(Items from a data source)
· · · ·
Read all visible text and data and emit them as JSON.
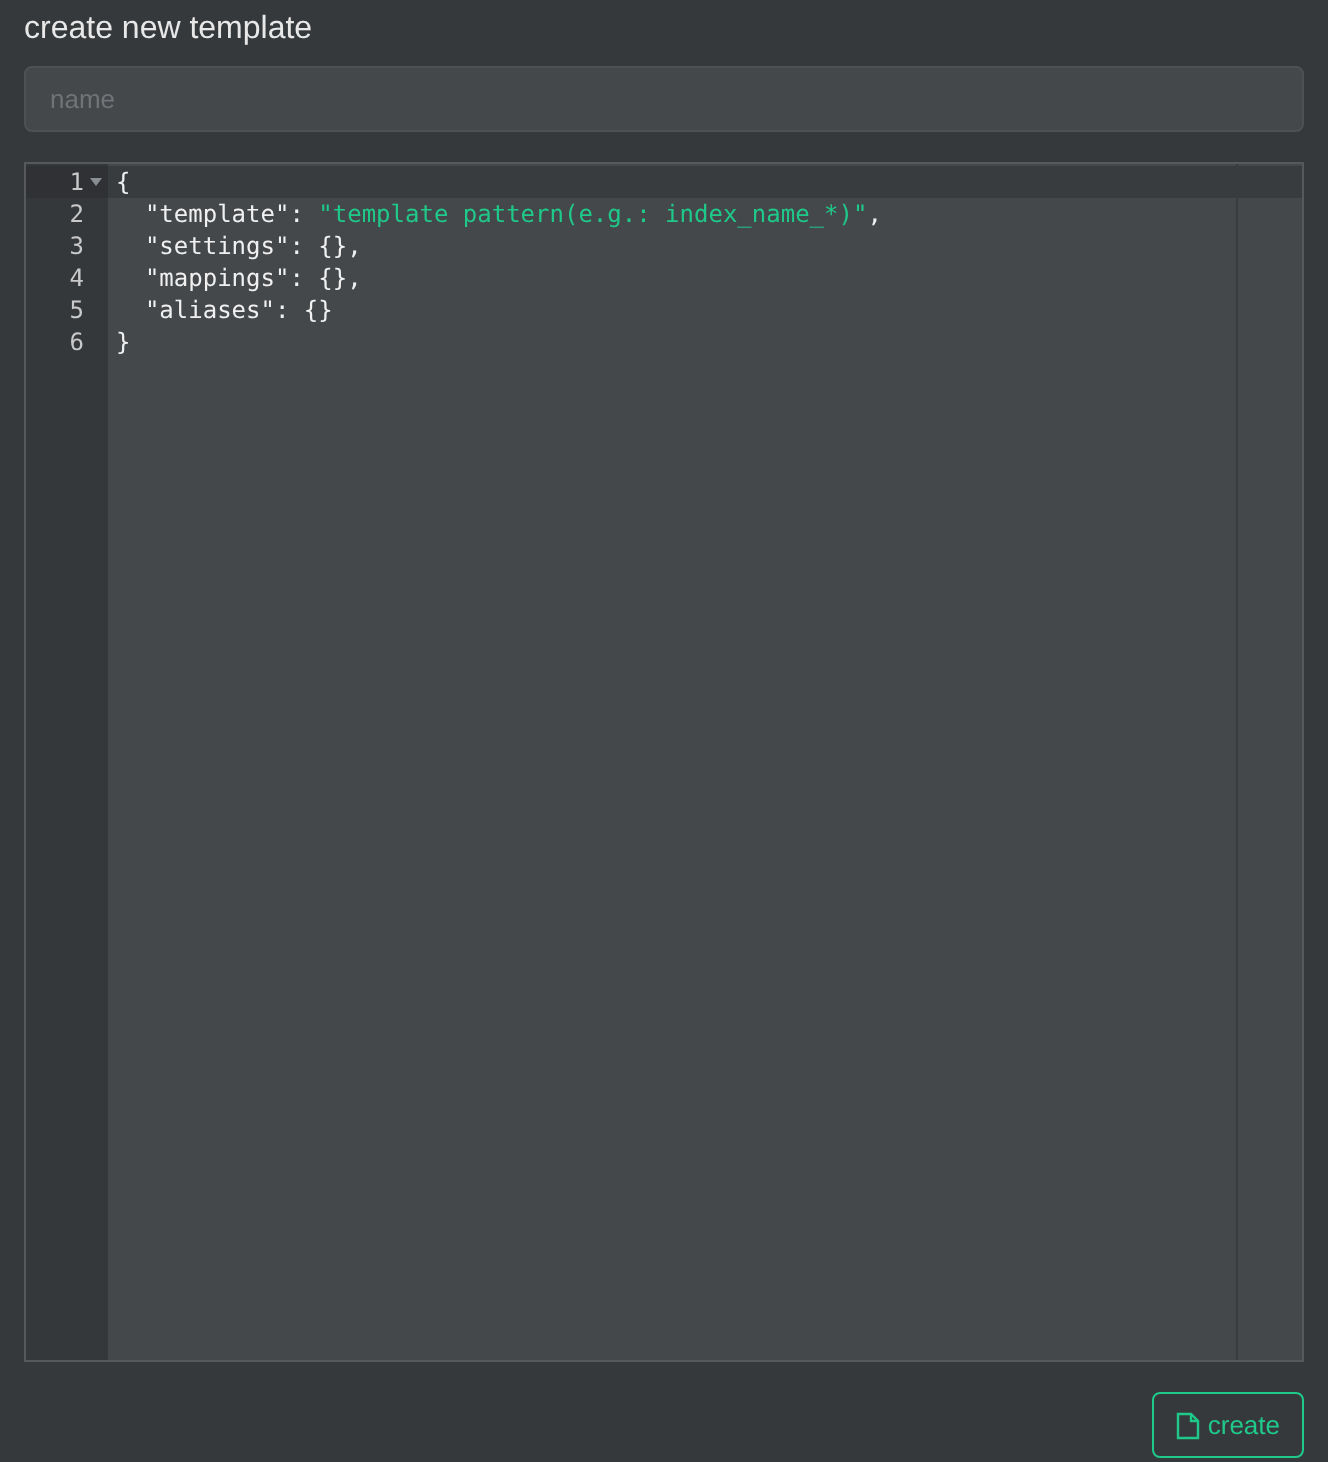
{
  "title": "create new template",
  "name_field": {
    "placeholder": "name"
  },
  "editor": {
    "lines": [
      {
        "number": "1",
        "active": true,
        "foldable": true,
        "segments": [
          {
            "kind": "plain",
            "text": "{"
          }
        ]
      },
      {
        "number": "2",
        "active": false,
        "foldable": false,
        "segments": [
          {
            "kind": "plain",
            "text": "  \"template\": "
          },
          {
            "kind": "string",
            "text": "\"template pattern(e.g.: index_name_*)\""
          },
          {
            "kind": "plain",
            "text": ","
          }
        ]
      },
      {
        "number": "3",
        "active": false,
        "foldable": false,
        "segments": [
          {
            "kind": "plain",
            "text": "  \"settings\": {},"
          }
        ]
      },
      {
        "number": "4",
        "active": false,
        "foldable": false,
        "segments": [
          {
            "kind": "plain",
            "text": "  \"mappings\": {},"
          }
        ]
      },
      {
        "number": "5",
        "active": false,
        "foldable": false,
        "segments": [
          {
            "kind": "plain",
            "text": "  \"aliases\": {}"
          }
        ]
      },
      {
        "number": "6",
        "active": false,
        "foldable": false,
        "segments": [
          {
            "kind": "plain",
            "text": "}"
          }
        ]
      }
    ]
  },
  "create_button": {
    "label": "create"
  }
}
· · · ·
What to do
Figure out how many lines of the data above include "template", then give the number and nothing more.

Task solution
3